Records
____
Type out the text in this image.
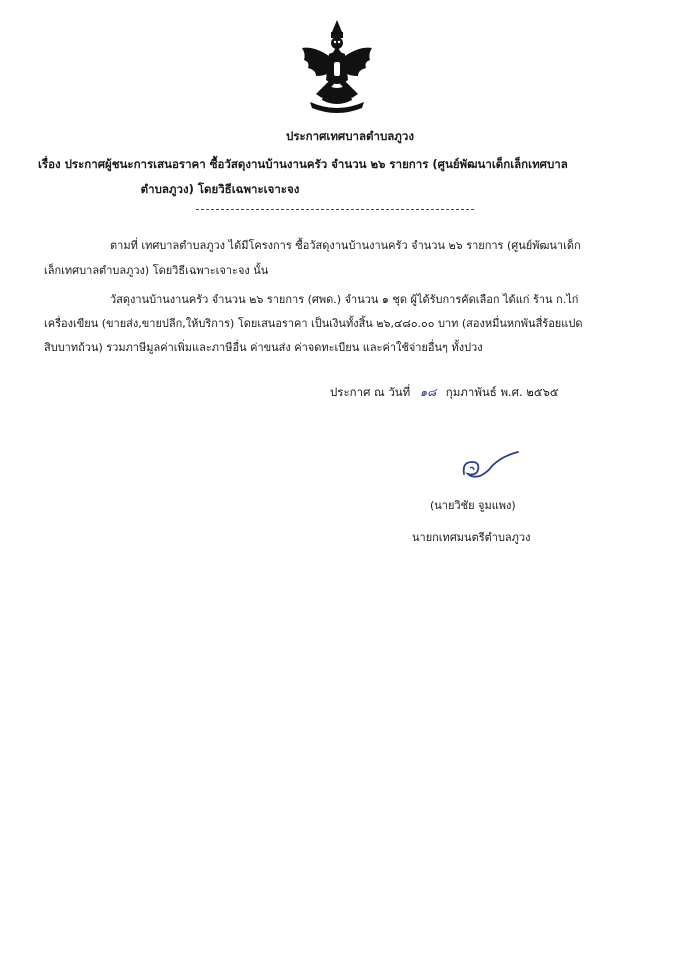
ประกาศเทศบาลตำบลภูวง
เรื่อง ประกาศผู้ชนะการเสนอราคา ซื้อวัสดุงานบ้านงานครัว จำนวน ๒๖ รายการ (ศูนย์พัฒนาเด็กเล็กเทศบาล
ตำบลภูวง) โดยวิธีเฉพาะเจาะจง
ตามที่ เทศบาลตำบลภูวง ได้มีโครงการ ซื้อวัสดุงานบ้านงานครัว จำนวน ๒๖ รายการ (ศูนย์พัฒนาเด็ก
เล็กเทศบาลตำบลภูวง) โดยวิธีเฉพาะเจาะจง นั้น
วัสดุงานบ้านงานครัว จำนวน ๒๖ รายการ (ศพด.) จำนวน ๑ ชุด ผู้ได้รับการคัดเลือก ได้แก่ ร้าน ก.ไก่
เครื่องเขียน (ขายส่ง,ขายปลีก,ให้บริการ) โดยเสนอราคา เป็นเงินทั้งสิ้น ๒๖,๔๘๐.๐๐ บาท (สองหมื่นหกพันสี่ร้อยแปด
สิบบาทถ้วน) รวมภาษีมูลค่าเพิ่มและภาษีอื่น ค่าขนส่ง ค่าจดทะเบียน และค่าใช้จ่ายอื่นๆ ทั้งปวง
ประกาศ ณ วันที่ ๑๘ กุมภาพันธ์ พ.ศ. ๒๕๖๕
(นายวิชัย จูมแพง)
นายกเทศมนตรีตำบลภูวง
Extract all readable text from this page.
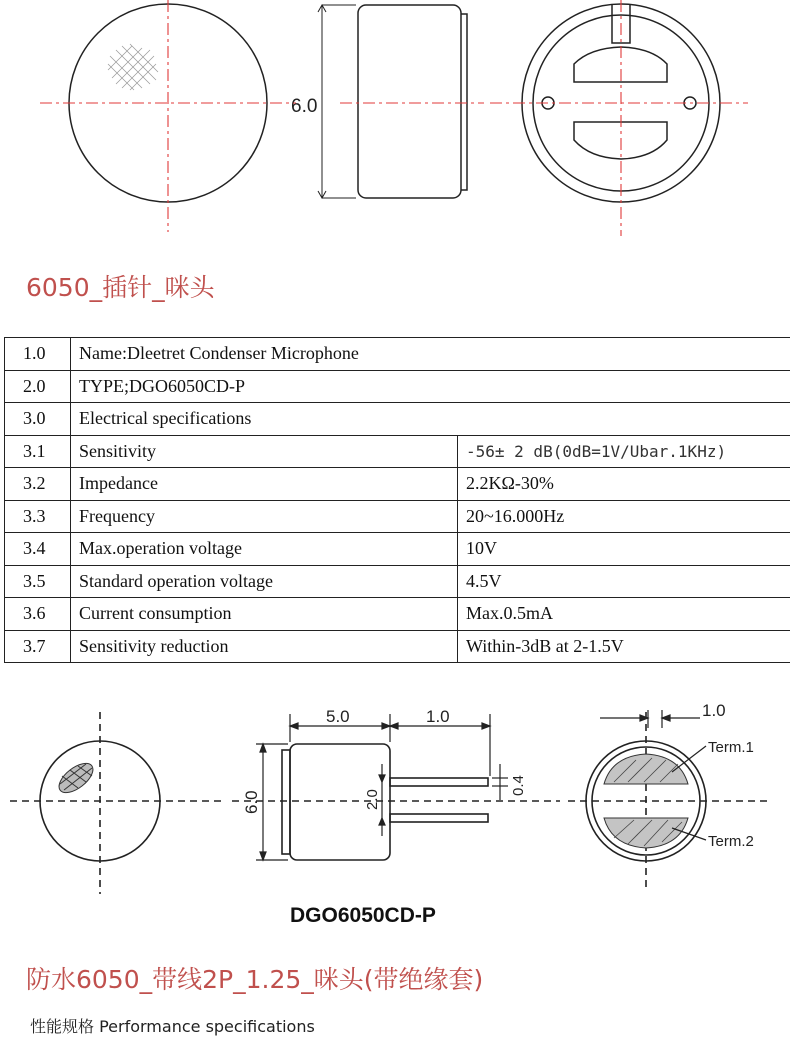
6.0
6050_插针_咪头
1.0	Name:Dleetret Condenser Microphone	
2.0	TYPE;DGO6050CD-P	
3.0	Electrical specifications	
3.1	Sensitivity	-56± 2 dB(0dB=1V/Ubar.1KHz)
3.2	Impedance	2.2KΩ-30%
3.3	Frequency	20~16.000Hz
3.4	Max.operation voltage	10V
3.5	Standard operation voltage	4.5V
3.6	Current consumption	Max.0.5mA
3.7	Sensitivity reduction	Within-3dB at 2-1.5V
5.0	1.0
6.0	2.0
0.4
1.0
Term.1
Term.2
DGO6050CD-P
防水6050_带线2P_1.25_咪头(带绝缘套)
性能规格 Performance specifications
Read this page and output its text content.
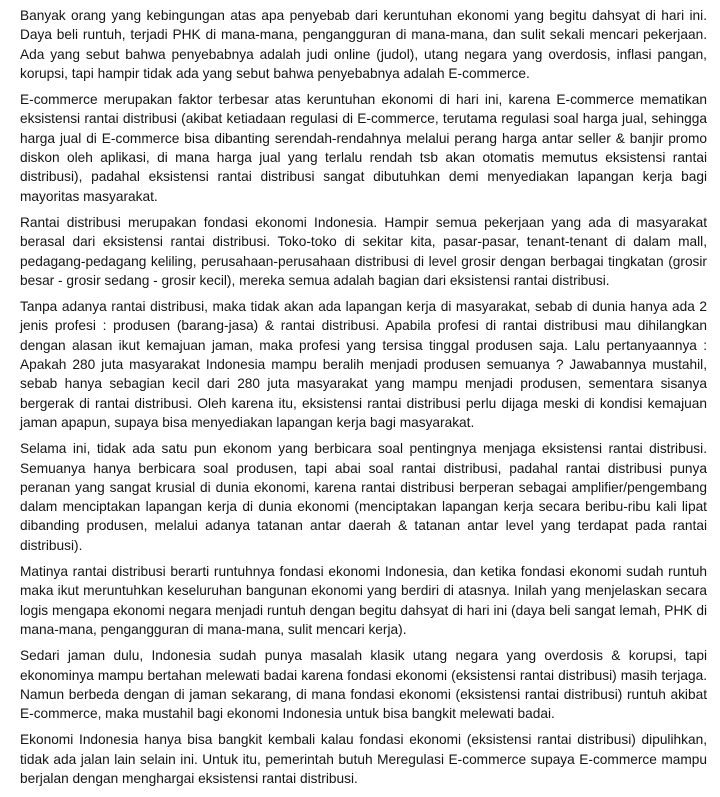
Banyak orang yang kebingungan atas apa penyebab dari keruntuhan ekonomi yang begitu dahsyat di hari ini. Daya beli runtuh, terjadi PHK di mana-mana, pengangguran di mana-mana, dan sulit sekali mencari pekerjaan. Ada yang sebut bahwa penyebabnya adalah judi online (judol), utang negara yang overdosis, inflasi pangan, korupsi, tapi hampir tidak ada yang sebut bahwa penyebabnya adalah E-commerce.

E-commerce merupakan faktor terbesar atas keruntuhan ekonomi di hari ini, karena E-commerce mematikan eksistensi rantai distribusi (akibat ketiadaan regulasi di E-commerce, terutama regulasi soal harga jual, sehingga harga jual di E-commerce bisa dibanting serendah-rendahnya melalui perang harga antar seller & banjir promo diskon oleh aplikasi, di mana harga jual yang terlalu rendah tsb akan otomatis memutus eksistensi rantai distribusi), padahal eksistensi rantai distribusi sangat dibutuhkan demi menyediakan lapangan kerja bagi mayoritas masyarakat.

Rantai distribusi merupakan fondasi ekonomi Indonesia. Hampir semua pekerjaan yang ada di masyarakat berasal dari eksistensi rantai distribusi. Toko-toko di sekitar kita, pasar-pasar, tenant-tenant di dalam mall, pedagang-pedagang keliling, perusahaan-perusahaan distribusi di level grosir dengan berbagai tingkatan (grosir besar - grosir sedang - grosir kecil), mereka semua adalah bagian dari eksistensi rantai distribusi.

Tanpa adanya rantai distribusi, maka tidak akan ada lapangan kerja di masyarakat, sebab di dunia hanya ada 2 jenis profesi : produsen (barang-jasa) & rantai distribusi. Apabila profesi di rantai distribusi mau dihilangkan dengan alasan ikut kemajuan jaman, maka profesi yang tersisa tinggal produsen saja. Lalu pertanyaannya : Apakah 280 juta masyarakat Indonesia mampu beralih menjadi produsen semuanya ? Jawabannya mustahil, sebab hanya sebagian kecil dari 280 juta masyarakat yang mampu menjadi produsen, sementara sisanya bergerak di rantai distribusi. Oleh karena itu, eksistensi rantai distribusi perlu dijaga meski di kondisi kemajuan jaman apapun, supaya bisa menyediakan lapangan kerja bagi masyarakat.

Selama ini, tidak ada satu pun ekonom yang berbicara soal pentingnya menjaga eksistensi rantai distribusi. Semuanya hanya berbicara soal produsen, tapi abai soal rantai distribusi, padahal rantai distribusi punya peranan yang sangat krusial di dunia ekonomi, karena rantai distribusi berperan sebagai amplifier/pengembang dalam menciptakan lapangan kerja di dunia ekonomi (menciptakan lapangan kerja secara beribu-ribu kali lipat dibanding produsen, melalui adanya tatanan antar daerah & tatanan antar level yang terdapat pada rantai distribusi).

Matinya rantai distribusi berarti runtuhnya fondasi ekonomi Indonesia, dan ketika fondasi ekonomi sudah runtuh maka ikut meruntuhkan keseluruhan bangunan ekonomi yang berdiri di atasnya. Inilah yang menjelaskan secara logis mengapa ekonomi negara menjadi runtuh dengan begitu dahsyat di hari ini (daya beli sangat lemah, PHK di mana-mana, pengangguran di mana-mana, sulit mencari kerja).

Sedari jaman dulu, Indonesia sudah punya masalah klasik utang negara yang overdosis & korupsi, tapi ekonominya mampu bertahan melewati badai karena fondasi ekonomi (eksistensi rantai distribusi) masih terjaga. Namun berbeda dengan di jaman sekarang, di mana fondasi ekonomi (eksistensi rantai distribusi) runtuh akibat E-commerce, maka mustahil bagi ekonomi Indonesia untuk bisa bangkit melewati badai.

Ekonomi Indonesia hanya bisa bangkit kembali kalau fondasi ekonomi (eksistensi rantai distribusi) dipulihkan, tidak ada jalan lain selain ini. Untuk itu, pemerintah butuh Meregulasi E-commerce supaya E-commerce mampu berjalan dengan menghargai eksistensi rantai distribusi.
____
** Written request **
Each line in the records above should be reproduced exactly; images are not copied.

** The response **
Type out the text in this image.
ประกาศเทศบาลตำบลภูวง
เรื่อง ประกาศผู้ชนะการเสนอราคา ซื้อวัสดุงานบ้านงานครัว จำนวน ๒๖ รายการ (ศูนย์พัฒนาเด็กเล็กเทศบาล
ตำบลภูวง) โดยวิธีเฉพาะเจาะจง
ตามที่ เทศบาลตำบลภูวง ได้มีโครงการ ซื้อวัสดุงานบ้านงานครัว จำนวน ๒๖ รายการ (ศูนย์พัฒนาเด็ก
เล็กเทศบาลตำบลภูวง) โดยวิธีเฉพาะเจาะจง นั้น
วัสดุงานบ้านงานครัว จำนวน ๒๖ รายการ (ศพด.) จำนวน ๑ ชุด ผู้ได้รับการคัดเลือก ได้แก่ ร้าน ก.ไก่
เครื่องเขียน (ขายส่ง,ขายปลีก,ให้บริการ) โดยเสนอราคา เป็นเงินทั้งสิ้น ๒๖,๔๘๐.๐๐ บาท (สองหมื่นหกพันสี่ร้อยแปด
สิบบาทถ้วน) รวมภาษีมูลค่าเพิ่มและภาษีอื่น ค่าขนส่ง ค่าจดทะเบียน และค่าใช้จ่ายอื่นๆ ทั้งปวง
ประกาศ ณ วันที่ ๑๘ กุมภาพันธ์ พ.ศ. ๒๕๖๕
(นายวิชัย จูมแพง)
นายกเทศมนตรีตำบลภูวง
Extract all readable text from this page.
6.0
6050_插针_咪头
1.0	Name:Dleetret Condenser Microphone	
2.0	TYPE;DGO6050CD-P	
3.0	Electrical specifications	
3.1	Sensitivity	-56± 2 dB(0dB=1V/Ubar.1KHz)
3.2	Impedance	2.2KΩ-30%
3.3	Frequency	20~16.000Hz
3.4	Max.operation voltage	10V
3.5	Standard operation voltage	4.5V
3.6	Current consumption	Max.0.5mA
3.7	Sensitivity reduction	Within-3dB at 2-1.5V
5.0	1.0
6.0	2.0
0.4
1.0
Term.1
Term.2
DGO6050CD-P
防水6050_带线2P_1.25_咪头(带绝缘套)
性能规格 Performance specifications
Read this page and output its text content.
Banyak orang yang kebingungan atas apa penyebab dari keruntuhan ekonomi yang begitu dahsyat di hari ini. Daya beli runtuh, terjadi PHK di mana-mana, pengangguran di mana-mana, dan sulit sekali mencari pekerjaan. Ada yang sebut bahwa penyebabnya adalah judi online (judol), utang negara yang overdosis, inflasi pangan, korupsi, tapi hampir tidak ada yang sebut bahwa penyebabnya adalah E-commerce.

E-commerce merupakan faktor terbesar atas keruntuhan ekonomi di hari ini, karena E-commerce mematikan eksistensi rantai distribusi (akibat ketiadaan regulasi di E-commerce, terutama regulasi soal harga jual, sehingga harga jual di E-commerce bisa dibanting serendah-rendahnya melalui perang harga antar seller & banjir promo diskon oleh aplikasi, di mana harga jual yang terlalu rendah tsb akan otomatis memutus eksistensi rantai distribusi), padahal eksistensi rantai distribusi sangat dibutuhkan demi menyediakan lapangan kerja bagi mayoritas masyarakat.

Rantai distribusi merupakan fondasi ekonomi Indonesia. Hampir semua pekerjaan yang ada di masyarakat berasal dari eksistensi rantai distribusi. Toko-toko di sekitar kita, pasar-pasar, tenant-tenant di dalam mall, pedagang-pedagang keliling, perusahaan-perusahaan distribusi di level grosir dengan berbagai tingkatan (grosir besar - grosir sedang - grosir kecil), mereka semua adalah bagian dari eksistensi rantai distribusi.

Tanpa adanya rantai distribusi, maka tidak akan ada lapangan kerja di masyarakat, sebab di dunia hanya ada 2 jenis profesi : produsen (barang-jasa) & rantai distribusi. Apabila profesi di rantai distribusi mau dihilangkan dengan alasan ikut kemajuan jaman, maka profesi yang tersisa tinggal produsen saja. Lalu pertanyaannya : Apakah 280 juta masyarakat Indonesia mampu beralih menjadi produsen semuanya ? Jawabannya mustahil, sebab hanya sebagian kecil dari 280 juta masyarakat yang mampu menjadi produsen, sementara sisanya bergerak di rantai distribusi. Oleh karena itu, eksistensi rantai distribusi perlu dijaga meski di kondisi kemajuan jaman apapun, supaya bisa menyediakan lapangan kerja bagi masyarakat.

Selama ini, tidak ada satu pun ekonom yang berbicara soal pentingnya menjaga eksistensi rantai distribusi. Semuanya hanya berbicara soal produsen, tapi abai soal rantai distribusi, padahal rantai distribusi punya peranan yang sangat krusial di dunia ekonomi, karena rantai distribusi berperan sebagai amplifier/pengembang dalam menciptakan lapangan kerja di dunia ekonomi (menciptakan lapangan kerja secara beribu-ribu kali lipat dibanding produsen, melalui adanya tatanan antar daerah & tatanan antar level yang terdapat pada rantai distribusi).

Matinya rantai distribusi berarti runtuhnya fondasi ekonomi Indonesia, dan ketika fondasi ekonomi sudah runtuh maka ikut meruntuhkan keseluruhan bangunan ekonomi yang berdiri di atasnya. Inilah yang menjelaskan secara logis mengapa ekonomi negara menjadi runtuh dengan begitu dahsyat di hari ini (daya beli sangat lemah, PHK di mana-mana, pengangguran di mana-mana, sulit mencari kerja).

Sedari jaman dulu, Indonesia sudah punya masalah klasik utang negara yang overdosis & korupsi, tapi ekonominya mampu bertahan melewati badai karena fondasi ekonomi (eksistensi rantai distribusi) masih terjaga. Namun berbeda dengan di jaman sekarang, di mana fondasi ekonomi (eksistensi rantai distribusi) runtuh akibat E-commerce, maka mustahil bagi ekonomi Indonesia untuk bisa bangkit melewati badai.

Ekonomi Indonesia hanya bisa bangkit kembali kalau fondasi ekonomi (eksistensi rantai distribusi) dipulihkan, tidak ada jalan lain selain ini. Untuk itu, pemerintah butuh Meregulasi E-commerce supaya E-commerce mampu berjalan dengan menghargai eksistensi rantai distribusi.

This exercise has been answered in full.